Start of DATASET RECORDS

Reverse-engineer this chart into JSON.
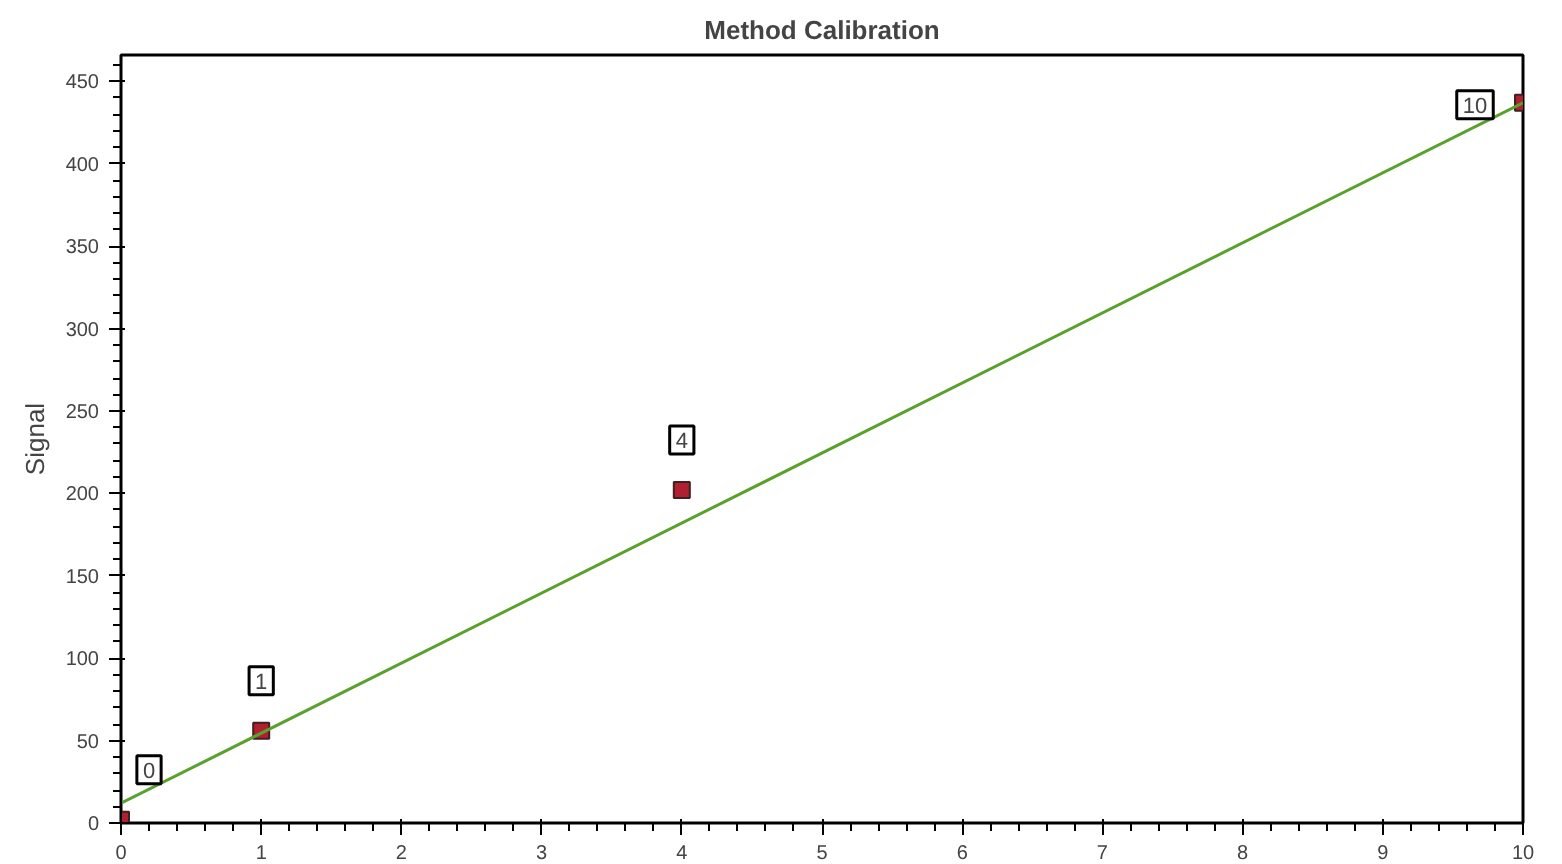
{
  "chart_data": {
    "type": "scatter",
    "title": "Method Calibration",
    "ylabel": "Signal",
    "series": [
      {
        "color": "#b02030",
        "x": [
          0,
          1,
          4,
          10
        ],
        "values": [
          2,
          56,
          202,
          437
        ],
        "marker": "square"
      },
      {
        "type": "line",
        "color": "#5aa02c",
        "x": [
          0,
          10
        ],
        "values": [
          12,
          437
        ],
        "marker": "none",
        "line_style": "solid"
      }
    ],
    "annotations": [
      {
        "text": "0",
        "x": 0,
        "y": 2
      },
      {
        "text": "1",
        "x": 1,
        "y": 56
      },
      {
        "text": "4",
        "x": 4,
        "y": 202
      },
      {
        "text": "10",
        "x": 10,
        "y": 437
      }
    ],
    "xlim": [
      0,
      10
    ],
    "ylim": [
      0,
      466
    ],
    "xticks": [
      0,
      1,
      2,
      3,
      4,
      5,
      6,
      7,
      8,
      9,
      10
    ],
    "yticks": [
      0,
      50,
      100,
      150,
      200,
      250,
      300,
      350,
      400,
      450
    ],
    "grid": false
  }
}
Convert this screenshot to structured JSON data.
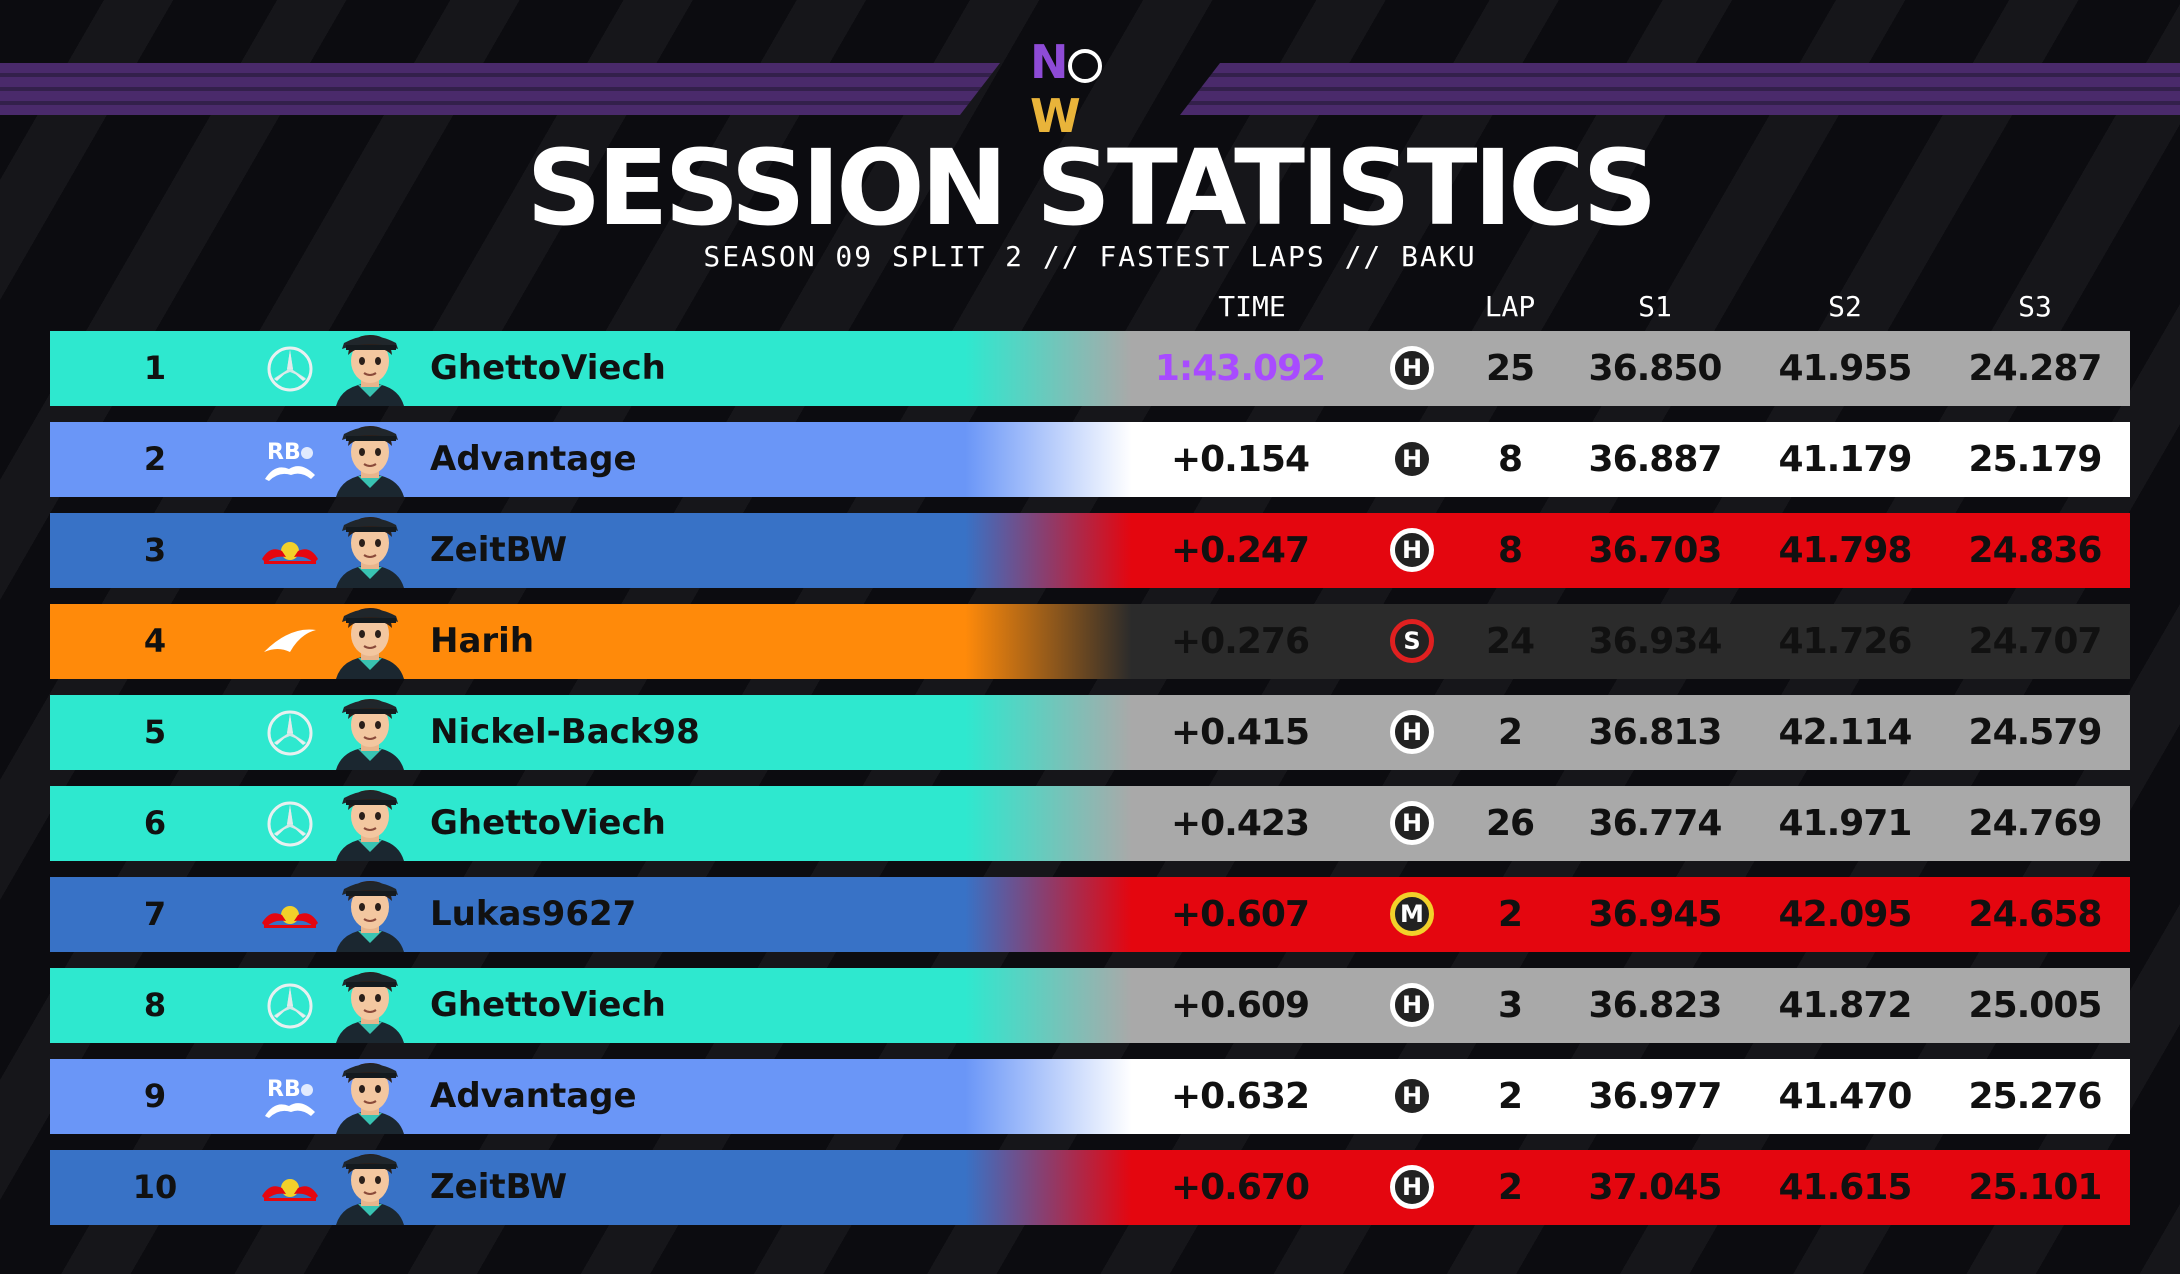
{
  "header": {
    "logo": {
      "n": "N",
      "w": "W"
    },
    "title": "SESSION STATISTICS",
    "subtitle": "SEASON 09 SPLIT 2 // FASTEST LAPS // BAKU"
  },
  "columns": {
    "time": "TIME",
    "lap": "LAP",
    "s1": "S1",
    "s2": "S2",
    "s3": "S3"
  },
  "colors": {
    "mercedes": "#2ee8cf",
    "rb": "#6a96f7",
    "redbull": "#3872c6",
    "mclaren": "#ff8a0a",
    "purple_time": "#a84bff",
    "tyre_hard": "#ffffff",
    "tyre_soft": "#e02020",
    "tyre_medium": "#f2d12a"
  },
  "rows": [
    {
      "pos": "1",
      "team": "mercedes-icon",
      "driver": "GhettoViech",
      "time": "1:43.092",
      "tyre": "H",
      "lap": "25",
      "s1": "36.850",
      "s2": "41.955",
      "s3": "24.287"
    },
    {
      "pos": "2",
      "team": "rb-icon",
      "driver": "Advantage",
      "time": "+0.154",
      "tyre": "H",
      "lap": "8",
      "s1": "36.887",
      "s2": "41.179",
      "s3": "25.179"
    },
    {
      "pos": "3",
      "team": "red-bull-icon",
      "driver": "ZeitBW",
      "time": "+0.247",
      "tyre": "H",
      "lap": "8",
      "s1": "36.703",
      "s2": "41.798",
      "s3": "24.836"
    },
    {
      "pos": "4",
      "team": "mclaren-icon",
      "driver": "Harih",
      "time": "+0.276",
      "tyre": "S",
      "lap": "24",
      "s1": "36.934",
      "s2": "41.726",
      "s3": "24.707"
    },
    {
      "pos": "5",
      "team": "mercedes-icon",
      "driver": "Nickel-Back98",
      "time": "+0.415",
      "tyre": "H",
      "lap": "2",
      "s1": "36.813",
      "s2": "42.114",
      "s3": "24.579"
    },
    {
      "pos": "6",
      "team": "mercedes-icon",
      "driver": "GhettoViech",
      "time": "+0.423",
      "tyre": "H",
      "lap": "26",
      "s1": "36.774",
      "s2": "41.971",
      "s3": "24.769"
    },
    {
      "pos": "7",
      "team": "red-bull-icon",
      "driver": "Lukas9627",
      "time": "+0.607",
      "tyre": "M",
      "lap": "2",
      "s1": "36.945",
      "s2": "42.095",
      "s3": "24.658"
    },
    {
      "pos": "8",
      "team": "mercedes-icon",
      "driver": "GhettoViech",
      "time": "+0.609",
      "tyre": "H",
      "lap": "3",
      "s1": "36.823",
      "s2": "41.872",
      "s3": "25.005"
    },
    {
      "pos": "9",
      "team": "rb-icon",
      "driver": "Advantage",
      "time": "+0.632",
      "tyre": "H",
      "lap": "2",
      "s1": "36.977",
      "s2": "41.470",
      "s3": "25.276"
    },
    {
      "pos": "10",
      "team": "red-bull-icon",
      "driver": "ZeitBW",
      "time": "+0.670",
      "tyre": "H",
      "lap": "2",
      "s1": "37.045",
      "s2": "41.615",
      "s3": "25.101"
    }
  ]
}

End of DATASET RECORDS

All the records above need to be given again word for word. Skip the pictures.

> THE COMPLETED TASK
Reverse-engineer this chart into JSON.
{
  "chart_data": {
    "type": "scatter",
    "title": "Method Calibration",
    "ylabel": "Signal",
    "series": [
      {
        "color": "#b02030",
        "x": [
          0,
          1,
          4,
          10
        ],
        "values": [
          2,
          56,
          202,
          437
        ],
        "marker": "square"
      },
      {
        "type": "line",
        "color": "#5aa02c",
        "x": [
          0,
          10
        ],
        "values": [
          12,
          437
        ],
        "marker": "none",
        "line_style": "solid"
      }
    ],
    "annotations": [
      {
        "text": "0",
        "x": 0,
        "y": 2
      },
      {
        "text": "1",
        "x": 1,
        "y": 56
      },
      {
        "text": "4",
        "x": 4,
        "y": 202
      },
      {
        "text": "10",
        "x": 10,
        "y": 437
      }
    ],
    "xlim": [
      0,
      10
    ],
    "ylim": [
      0,
      466
    ],
    "xticks": [
      0,
      1,
      2,
      3,
      4,
      5,
      6,
      7,
      8,
      9,
      10
    ],
    "yticks": [
      0,
      50,
      100,
      150,
      200,
      250,
      300,
      350,
      400,
      450
    ],
    "grid": false
  }
}
Convert this screenshot to structured JSON data.
{
  "header": {
    "logo": {
      "n": "N",
      "w": "W"
    },
    "title": "SESSION STATISTICS",
    "subtitle": "SEASON 09 SPLIT 2 // FASTEST LAPS // BAKU"
  },
  "columns": {
    "time": "TIME",
    "lap": "LAP",
    "s1": "S1",
    "s2": "S2",
    "s3": "S3"
  },
  "colors": {
    "mercedes": "#2ee8cf",
    "rb": "#6a96f7",
    "redbull": "#3872c6",
    "mclaren": "#ff8a0a",
    "purple_time": "#a84bff",
    "tyre_hard": "#ffffff",
    "tyre_soft": "#e02020",
    "tyre_medium": "#f2d12a"
  },
  "rows": [
    {
      "pos": "1",
      "team": "mercedes-icon",
      "driver": "GhettoViech",
      "time": "1:43.092",
      "tyre": "H",
      "lap": "25",
      "s1": "36.850",
      "s2": "41.955",
      "s3": "24.287"
    },
    {
      "pos": "2",
      "team": "rb-icon",
      "driver": "Advantage",
      "time": "+0.154",
      "tyre": "H",
      "lap": "8",
      "s1": "36.887",
      "s2": "41.179",
      "s3": "25.179"
    },
    {
      "pos": "3",
      "team": "red-bull-icon",
      "driver": "ZeitBW",
      "time": "+0.247",
      "tyre": "H",
      "lap": "8",
      "s1": "36.703",
      "s2": "41.798",
      "s3": "24.836"
    },
    {
      "pos": "4",
      "team": "mclaren-icon",
      "driver": "Harih",
      "time": "+0.276",
      "tyre": "S",
      "lap": "24",
      "s1": "36.934",
      "s2": "41.726",
      "s3": "24.707"
    },
    {
      "pos": "5",
      "team": "mercedes-icon",
      "driver": "Nickel-Back98",
      "time": "+0.415",
      "tyre": "H",
      "lap": "2",
      "s1": "36.813",
      "s2": "42.114",
      "s3": "24.579"
    },
    {
      "pos": "6",
      "team": "mercedes-icon",
      "driver": "GhettoViech",
      "time": "+0.423",
      "tyre": "H",
      "lap": "26",
      "s1": "36.774",
      "s2": "41.971",
      "s3": "24.769"
    },
    {
      "pos": "7",
      "team": "red-bull-icon",
      "driver": "Lukas9627",
      "time": "+0.607",
      "tyre": "M",
      "lap": "2",
      "s1": "36.945",
      "s2": "42.095",
      "s3": "24.658"
    },
    {
      "pos": "8",
      "team": "mercedes-icon",
      "driver": "GhettoViech",
      "time": "+0.609",
      "tyre": "H",
      "lap": "3",
      "s1": "36.823",
      "s2": "41.872",
      "s3": "25.005"
    },
    {
      "pos": "9",
      "team": "rb-icon",
      "driver": "Advantage",
      "time": "+0.632",
      "tyre": "H",
      "lap": "2",
      "s1": "36.977",
      "s2": "41.470",
      "s3": "25.276"
    },
    {
      "pos": "10",
      "team": "red-bull-icon",
      "driver": "ZeitBW",
      "time": "+0.670",
      "tyre": "H",
      "lap": "2",
      "s1": "37.045",
      "s2": "41.615",
      "s3": "25.101"
    }
  ]
}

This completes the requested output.